[What the task asks] Copy every line of the data that contains the string "Grading".

--- START OF Data provided ---

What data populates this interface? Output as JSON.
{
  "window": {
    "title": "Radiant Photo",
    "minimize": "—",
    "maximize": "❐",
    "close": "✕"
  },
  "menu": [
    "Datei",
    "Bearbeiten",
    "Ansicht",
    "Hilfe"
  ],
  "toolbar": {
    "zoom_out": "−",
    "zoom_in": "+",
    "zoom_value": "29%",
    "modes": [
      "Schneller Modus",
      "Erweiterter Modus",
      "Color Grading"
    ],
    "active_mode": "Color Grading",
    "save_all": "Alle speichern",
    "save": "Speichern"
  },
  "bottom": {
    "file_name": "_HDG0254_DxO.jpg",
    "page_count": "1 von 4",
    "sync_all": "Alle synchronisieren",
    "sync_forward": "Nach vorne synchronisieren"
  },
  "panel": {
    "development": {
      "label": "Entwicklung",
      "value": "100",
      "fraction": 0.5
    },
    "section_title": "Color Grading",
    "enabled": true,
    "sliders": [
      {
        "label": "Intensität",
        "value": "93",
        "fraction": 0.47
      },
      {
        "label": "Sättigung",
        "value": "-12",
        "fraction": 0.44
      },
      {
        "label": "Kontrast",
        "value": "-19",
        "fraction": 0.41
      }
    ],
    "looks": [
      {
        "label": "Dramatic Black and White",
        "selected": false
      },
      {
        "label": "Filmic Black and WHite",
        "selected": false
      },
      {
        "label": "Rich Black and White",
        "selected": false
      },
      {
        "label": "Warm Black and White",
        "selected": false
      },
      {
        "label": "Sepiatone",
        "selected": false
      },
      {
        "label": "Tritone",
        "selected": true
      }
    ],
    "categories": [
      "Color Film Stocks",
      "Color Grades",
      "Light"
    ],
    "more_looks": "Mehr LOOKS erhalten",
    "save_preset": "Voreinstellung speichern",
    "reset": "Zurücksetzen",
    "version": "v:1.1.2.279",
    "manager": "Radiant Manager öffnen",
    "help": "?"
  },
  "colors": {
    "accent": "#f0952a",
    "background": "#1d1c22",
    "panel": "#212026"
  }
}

--- END OF Data provided ---

[Exercise solution]
      "Color Grading"
    "active_mode": "Color Grading",
    "section_title": "Color Grading",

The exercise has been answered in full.